### Short task
Go through the entries below, tally each line with the string "غريب", and give the final number by itself.

### Stored rows
|---|

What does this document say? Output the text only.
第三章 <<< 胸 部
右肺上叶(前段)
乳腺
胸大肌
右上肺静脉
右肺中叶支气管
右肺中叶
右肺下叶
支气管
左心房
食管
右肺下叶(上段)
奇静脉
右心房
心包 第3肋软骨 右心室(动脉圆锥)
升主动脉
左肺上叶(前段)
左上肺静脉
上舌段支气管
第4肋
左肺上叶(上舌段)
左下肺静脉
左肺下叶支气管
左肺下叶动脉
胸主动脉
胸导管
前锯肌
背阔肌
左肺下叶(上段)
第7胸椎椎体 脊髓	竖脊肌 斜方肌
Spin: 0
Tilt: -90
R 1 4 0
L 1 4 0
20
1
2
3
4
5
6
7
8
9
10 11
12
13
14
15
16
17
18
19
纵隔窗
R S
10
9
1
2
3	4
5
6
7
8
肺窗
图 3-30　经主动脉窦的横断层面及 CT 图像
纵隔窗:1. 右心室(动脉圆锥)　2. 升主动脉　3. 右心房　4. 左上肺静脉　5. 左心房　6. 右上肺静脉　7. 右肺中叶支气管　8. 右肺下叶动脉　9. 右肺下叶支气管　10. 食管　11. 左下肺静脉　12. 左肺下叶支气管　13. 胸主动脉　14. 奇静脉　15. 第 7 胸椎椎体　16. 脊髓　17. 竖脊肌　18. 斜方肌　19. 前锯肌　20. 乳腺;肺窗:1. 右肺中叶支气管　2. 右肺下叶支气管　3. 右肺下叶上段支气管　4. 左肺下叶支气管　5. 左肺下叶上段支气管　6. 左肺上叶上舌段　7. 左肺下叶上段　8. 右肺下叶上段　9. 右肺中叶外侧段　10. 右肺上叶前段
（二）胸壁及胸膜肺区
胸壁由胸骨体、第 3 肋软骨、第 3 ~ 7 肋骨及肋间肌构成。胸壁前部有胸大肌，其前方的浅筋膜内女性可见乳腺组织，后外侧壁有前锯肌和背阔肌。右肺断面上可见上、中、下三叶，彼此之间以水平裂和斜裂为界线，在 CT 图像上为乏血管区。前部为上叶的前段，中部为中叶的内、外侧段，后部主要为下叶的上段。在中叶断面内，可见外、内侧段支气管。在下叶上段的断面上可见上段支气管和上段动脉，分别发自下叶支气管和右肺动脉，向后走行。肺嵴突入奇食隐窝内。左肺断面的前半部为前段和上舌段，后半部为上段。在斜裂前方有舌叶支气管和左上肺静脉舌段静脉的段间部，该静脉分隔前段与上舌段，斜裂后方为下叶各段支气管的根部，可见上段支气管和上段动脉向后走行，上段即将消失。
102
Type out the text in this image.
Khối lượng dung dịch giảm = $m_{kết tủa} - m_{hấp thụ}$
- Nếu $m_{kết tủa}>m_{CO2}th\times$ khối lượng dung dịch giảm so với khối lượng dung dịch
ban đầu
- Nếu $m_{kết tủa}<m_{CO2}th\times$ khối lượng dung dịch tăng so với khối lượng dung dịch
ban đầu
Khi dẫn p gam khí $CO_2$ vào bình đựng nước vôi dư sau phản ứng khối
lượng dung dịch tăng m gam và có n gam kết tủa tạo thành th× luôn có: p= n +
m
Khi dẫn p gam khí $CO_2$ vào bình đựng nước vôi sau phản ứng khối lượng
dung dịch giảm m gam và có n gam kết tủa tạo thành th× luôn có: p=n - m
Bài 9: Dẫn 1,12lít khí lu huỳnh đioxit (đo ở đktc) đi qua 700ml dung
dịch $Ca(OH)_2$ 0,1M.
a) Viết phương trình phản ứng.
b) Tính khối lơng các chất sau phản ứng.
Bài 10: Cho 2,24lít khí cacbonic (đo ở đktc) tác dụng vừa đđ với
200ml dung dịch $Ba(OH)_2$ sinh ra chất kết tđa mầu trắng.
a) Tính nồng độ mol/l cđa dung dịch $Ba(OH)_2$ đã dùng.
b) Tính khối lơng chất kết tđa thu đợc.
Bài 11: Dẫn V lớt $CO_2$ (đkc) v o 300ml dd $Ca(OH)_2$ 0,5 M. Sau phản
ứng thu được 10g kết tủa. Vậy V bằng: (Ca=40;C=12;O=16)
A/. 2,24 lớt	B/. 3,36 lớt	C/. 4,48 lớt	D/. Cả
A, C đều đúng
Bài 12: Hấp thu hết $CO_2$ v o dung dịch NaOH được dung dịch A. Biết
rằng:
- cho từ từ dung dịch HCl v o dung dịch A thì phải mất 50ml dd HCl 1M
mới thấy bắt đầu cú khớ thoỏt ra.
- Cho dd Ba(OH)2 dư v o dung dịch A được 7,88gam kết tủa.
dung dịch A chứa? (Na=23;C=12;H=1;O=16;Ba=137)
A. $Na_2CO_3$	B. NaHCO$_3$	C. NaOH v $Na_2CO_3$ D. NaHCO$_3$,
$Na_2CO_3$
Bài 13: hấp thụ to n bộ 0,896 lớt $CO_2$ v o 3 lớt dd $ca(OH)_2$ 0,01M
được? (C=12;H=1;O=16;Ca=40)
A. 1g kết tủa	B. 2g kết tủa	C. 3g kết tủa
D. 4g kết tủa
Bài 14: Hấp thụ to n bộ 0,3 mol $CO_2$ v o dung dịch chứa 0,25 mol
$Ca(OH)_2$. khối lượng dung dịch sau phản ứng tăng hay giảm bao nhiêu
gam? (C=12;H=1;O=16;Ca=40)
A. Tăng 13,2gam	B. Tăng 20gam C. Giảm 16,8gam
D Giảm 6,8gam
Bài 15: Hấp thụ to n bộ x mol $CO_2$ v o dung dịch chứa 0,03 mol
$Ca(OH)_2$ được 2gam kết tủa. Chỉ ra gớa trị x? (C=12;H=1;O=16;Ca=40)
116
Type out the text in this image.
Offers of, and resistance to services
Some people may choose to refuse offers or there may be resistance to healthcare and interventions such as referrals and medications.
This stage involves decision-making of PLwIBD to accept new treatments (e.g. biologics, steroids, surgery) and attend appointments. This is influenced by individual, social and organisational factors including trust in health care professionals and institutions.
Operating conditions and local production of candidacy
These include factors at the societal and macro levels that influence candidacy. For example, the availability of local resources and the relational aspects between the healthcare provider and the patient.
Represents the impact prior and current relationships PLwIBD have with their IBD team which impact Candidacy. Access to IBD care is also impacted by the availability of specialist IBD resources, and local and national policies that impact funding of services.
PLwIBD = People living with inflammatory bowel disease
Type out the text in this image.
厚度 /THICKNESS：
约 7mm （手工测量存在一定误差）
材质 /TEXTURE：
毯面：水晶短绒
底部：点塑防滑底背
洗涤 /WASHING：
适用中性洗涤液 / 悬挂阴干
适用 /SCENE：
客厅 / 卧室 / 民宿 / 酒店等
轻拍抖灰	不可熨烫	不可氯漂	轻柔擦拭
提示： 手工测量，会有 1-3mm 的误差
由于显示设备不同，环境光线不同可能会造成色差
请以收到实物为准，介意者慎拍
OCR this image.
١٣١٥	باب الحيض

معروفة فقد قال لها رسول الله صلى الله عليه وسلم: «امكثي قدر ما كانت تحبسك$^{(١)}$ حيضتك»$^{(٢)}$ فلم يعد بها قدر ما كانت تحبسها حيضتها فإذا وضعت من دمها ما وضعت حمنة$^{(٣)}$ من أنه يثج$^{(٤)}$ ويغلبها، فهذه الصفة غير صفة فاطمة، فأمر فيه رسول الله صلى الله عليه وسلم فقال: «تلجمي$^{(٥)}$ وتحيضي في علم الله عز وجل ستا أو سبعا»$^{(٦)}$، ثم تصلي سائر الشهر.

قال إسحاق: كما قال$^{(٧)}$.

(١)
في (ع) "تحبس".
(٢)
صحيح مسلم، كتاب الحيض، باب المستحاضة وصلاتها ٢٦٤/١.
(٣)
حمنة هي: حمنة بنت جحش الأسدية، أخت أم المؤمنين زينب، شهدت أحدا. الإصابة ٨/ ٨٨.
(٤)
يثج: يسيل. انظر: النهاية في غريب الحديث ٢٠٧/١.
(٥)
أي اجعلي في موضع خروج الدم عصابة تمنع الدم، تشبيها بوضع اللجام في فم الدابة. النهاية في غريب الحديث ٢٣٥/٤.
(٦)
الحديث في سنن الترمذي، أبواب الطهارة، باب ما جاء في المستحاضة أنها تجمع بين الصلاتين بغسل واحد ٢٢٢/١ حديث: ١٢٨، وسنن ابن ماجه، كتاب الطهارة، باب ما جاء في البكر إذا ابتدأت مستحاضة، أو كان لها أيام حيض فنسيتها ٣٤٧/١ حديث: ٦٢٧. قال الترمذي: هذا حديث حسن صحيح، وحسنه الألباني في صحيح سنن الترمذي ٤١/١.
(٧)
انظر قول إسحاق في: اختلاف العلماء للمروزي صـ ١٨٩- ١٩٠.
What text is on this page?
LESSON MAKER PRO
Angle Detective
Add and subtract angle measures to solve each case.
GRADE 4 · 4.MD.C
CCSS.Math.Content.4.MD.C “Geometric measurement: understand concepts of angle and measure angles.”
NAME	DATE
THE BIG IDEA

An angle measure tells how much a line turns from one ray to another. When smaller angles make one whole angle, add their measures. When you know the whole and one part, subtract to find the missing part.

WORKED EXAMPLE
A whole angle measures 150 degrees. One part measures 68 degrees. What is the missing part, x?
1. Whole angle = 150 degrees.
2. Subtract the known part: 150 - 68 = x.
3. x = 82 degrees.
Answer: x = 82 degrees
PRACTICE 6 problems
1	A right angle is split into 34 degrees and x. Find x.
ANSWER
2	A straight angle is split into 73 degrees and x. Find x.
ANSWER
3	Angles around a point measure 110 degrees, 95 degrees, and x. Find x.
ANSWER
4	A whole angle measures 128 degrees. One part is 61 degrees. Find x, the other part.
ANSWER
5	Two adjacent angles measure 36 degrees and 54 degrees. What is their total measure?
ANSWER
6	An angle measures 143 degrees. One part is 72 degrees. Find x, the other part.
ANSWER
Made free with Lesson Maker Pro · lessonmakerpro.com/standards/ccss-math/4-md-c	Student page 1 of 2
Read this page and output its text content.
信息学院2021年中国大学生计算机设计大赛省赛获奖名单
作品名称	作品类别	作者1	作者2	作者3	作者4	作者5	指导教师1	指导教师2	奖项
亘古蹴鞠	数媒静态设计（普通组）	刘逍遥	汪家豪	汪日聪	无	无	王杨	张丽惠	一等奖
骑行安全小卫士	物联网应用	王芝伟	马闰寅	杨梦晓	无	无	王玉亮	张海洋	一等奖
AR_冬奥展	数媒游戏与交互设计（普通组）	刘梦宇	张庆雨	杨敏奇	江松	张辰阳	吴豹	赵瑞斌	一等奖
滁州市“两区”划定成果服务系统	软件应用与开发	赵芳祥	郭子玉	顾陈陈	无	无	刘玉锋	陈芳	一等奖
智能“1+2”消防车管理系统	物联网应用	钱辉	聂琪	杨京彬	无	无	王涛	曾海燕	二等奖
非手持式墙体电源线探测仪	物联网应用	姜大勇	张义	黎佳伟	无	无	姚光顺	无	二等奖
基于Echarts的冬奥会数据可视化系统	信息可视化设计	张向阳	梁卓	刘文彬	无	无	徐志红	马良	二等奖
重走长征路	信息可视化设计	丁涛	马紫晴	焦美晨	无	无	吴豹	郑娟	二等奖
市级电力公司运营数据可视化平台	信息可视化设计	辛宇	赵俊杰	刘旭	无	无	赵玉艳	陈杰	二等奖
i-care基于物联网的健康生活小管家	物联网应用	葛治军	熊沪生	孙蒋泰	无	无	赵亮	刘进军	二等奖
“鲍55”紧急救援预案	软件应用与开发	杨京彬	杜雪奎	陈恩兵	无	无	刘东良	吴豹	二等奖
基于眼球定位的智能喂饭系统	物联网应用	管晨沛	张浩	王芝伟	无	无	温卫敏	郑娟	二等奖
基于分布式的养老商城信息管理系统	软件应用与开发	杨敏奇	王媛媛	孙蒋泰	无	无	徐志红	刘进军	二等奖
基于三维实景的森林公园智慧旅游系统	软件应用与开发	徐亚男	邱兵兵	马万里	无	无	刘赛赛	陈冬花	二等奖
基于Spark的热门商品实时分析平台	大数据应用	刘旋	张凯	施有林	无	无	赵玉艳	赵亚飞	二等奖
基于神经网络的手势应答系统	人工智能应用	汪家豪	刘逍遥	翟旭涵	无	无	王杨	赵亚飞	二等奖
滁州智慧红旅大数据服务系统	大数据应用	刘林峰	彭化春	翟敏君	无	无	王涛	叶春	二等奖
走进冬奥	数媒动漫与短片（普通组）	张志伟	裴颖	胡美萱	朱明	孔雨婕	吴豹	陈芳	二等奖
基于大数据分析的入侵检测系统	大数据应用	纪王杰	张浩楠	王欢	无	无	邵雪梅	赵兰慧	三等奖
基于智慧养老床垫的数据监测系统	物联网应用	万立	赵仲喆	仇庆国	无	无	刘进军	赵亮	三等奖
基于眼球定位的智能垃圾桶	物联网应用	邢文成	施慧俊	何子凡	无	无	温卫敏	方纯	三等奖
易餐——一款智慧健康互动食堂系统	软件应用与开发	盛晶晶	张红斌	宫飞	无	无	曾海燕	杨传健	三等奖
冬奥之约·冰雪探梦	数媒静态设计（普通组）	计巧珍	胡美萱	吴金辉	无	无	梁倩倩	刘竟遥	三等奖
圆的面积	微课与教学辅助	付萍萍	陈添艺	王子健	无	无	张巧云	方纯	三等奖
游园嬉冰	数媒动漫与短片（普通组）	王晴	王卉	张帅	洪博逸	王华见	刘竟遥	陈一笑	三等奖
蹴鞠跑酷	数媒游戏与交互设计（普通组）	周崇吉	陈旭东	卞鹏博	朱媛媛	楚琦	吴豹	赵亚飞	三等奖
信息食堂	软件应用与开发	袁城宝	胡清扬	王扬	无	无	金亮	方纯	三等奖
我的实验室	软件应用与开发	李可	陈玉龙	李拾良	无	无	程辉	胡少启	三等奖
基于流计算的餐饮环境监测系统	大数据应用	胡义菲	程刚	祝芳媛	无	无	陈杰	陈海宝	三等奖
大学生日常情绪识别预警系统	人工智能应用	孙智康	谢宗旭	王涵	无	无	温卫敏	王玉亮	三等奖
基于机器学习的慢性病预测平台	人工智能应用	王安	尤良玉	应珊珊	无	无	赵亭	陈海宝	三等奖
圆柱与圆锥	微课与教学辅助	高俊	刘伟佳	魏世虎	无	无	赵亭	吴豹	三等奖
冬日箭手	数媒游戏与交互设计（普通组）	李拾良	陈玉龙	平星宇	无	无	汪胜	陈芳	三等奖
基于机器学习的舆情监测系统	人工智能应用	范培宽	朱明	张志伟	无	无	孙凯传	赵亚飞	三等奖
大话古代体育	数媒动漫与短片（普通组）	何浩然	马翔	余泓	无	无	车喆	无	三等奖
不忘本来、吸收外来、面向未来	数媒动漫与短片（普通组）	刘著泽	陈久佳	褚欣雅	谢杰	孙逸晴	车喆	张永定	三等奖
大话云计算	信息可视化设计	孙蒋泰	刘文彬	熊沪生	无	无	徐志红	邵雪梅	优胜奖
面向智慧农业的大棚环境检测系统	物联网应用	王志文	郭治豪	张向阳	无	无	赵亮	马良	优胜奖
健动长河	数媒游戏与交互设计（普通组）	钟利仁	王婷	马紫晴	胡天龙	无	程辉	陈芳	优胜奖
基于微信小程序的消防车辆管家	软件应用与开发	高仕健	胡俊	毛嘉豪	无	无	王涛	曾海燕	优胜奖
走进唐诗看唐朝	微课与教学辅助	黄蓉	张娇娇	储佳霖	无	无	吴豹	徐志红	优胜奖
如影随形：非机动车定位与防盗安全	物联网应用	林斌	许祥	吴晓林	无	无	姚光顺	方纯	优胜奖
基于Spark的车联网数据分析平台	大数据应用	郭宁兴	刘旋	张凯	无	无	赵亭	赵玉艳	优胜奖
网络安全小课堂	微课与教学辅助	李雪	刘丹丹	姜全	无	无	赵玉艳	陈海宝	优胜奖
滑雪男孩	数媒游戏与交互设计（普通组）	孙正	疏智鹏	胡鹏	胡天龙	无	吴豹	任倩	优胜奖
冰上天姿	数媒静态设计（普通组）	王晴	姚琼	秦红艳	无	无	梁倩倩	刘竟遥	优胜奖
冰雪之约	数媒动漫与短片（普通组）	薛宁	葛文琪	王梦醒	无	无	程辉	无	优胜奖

|---|

### Correct result
2